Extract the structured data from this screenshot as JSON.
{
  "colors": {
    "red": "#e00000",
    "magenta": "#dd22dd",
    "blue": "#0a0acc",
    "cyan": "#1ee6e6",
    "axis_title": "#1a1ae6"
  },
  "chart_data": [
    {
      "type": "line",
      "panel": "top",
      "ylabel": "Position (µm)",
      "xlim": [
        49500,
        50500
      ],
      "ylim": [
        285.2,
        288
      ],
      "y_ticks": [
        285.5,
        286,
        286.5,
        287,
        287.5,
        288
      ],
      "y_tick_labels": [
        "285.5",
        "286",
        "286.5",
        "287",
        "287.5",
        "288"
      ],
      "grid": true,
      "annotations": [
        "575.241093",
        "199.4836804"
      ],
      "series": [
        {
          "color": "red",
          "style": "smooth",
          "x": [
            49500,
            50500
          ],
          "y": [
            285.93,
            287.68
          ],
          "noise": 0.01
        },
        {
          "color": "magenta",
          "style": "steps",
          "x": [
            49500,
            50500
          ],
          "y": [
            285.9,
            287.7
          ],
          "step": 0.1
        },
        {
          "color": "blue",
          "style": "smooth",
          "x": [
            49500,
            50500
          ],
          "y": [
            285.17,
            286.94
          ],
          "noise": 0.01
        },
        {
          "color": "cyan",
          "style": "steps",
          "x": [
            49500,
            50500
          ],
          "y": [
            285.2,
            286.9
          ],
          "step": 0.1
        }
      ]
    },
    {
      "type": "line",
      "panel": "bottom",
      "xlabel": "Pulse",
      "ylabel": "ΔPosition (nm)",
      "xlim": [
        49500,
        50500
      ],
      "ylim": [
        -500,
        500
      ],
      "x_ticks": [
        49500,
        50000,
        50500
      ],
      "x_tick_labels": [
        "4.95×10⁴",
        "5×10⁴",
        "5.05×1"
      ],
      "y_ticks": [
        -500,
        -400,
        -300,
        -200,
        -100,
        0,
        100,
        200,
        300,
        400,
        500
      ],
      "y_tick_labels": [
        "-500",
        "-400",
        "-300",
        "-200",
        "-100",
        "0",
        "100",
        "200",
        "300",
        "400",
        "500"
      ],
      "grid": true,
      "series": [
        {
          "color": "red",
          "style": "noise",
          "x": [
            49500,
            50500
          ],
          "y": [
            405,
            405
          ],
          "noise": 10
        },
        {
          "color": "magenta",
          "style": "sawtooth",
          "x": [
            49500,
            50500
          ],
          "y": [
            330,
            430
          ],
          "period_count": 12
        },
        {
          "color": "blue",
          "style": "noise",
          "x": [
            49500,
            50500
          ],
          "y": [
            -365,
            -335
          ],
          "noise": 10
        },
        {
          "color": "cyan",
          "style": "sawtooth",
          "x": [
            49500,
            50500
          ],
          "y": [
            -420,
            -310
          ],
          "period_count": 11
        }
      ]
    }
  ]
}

---

--- Written task ---
Copy out all of the lines above exactly.

--- Result of the exercise ---
Extract the structured data from this screenshot as JSON.
{
  "colors": {
    "red": "#e00000",
    "magenta": "#dd22dd",
    "blue": "#0a0acc",
    "cyan": "#1ee6e6",
    "axis_title": "#1a1ae6"
  },
  "chart_data": [
    {
      "type": "line",
      "panel": "top",
      "ylabel": "Position (µm)",
      "xlim": [
        49500,
        50500
      ],
      "ylim": [
        285.2,
        288
      ],
      "y_ticks": [
        285.5,
        286,
        286.5,
        287,
        287.5,
        288
      ],
      "y_tick_labels": [
        "285.5",
        "286",
        "286.5",
        "287",
        "287.5",
        "288"
      ],
      "grid": true,
      "annotations": [
        "575.241093",
        "199.4836804"
      ],
      "series": [
        {
          "color": "red",
          "style": "smooth",
          "x": [
            49500,
            50500
          ],
          "y": [
            285.93,
            287.68
          ],
          "noise": 0.01
        },
        {
          "color": "magenta",
          "style": "steps",
          "x": [
            49500,
            50500
          ],
          "y": [
            285.9,
            287.7
          ],
          "step": 0.1
        },
        {
          "color": "blue",
          "style": "smooth",
          "x": [
            49500,
            50500
          ],
          "y": [
            285.17,
            286.94
          ],
          "noise": 0.01
        },
        {
          "color": "cyan",
          "style": "steps",
          "x": [
            49500,
            50500
          ],
          "y": [
            285.2,
            286.9
          ],
          "step": 0.1
        }
      ]
    },
    {
      "type": "line",
      "panel": "bottom",
      "xlabel": "Pulse",
      "ylabel": "ΔPosition (nm)",
      "xlim": [
        49500,
        50500
      ],
      "ylim": [
        -500,
        500
      ],
      "x_ticks": [
        49500,
        50000,
        50500
      ],
      "x_tick_labels": [
        "4.95×10⁴",
        "5×10⁴",
        "5.05×1"
      ],
      "y_ticks": [
        -500,
        -400,
        -300,
        -200,
        -100,
        0,
        100,
        200,
        300,
        400,
        500
      ],
      "y_tick_labels": [
        "-500",
        "-400",
        "-300",
        "-200",
        "-100",
        "0",
        "100",
        "200",
        "300",
        "400",
        "500"
      ],
      "grid": true,
      "series": [
        {
          "color": "red",
          "style": "noise",
          "x": [
            49500,
            50500
          ],
          "y": [
            405,
            405
          ],
          "noise": 10
        },
        {
          "color": "magenta",
          "style": "sawtooth",
          "x": [
            49500,
            50500
          ],
          "y": [
            330,
            430
          ],
          "period_count": 12
        },
        {
          "color": "blue",
          "style": "noise",
          "x": [
            49500,
            50500
          ],
          "y": [
            -365,
            -335
          ],
          "noise": 10
        },
        {
          "color": "cyan",
          "style": "sawtooth",
          "x": [
            49500,
            50500
          ],
          "y": [
            -420,
            -310
          ],
          "period_count": 11
        }
      ]
    }
  ]
}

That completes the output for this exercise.